▸ Problem requirements
Single out each line with the word "this" and copy it.

▸ Record set

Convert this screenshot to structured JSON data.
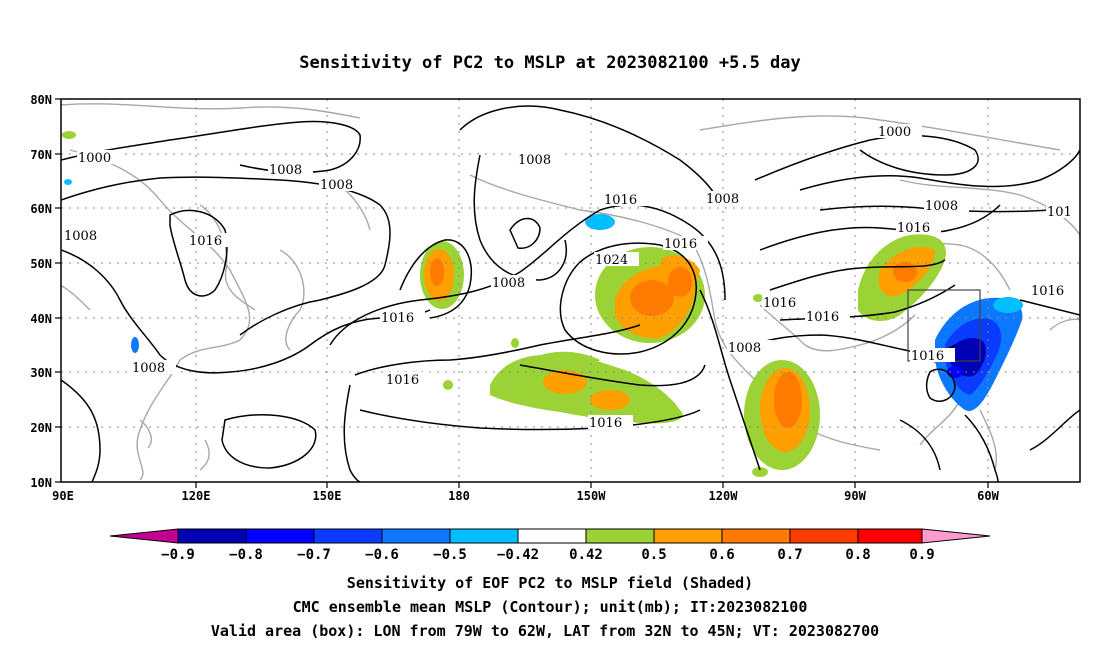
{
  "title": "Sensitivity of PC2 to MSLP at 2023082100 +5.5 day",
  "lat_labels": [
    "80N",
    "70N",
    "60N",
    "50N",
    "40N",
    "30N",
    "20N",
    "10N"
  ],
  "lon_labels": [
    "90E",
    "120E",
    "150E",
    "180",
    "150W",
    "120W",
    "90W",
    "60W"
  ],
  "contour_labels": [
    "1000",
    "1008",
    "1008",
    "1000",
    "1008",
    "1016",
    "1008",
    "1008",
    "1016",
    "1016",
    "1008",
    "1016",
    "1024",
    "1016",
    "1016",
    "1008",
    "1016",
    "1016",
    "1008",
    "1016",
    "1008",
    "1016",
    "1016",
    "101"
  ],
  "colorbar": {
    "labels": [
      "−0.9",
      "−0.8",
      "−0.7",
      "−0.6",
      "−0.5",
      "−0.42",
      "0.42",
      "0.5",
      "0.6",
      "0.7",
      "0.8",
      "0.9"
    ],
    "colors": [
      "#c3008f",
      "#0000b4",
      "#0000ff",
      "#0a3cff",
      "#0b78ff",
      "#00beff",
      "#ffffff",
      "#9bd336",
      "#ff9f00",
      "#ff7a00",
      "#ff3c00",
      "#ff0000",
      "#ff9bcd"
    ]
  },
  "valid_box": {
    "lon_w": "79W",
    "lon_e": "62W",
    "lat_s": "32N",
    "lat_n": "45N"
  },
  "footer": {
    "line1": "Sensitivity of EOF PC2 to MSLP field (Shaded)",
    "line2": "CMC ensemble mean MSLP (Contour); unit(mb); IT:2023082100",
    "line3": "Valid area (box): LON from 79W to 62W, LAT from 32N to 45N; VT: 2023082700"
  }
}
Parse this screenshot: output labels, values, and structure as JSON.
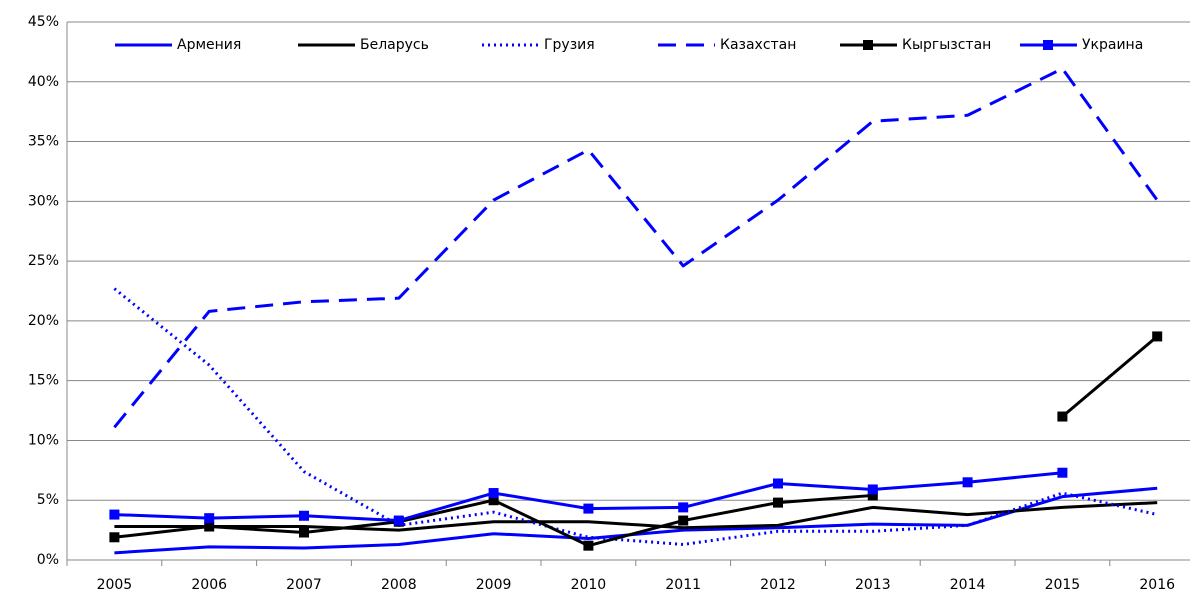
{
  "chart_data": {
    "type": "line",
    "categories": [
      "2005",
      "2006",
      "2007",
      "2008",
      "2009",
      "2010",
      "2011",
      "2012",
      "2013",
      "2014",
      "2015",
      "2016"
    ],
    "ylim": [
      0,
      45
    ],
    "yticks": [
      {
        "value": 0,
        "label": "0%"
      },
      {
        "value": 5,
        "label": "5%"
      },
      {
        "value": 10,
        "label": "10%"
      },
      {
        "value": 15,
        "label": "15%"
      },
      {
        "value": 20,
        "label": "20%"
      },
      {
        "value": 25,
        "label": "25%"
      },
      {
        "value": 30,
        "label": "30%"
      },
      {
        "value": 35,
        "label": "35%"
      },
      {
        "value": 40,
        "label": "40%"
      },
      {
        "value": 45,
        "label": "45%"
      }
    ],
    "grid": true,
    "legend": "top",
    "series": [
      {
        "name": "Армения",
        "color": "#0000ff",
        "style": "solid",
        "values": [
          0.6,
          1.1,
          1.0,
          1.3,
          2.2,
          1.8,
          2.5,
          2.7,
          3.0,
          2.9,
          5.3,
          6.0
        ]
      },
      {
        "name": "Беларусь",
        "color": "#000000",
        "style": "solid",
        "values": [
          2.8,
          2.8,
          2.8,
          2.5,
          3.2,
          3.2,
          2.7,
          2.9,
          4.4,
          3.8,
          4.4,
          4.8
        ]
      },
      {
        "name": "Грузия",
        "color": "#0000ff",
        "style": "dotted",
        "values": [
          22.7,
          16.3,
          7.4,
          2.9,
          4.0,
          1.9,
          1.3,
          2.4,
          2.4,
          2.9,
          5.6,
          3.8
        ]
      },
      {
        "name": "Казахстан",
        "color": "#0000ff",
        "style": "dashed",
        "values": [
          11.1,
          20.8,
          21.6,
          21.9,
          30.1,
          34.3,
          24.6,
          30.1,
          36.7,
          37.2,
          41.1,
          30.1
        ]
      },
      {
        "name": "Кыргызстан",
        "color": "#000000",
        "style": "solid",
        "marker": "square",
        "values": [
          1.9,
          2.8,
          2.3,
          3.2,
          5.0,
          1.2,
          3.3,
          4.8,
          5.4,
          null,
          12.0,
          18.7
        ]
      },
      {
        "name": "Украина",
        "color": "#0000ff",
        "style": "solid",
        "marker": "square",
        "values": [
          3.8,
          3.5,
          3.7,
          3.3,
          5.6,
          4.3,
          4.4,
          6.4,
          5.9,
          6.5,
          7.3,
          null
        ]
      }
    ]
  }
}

▸ The response
Convert this screenshot to structured JSON data.
Parse this screenshot: output labels, values, and structure as JSON.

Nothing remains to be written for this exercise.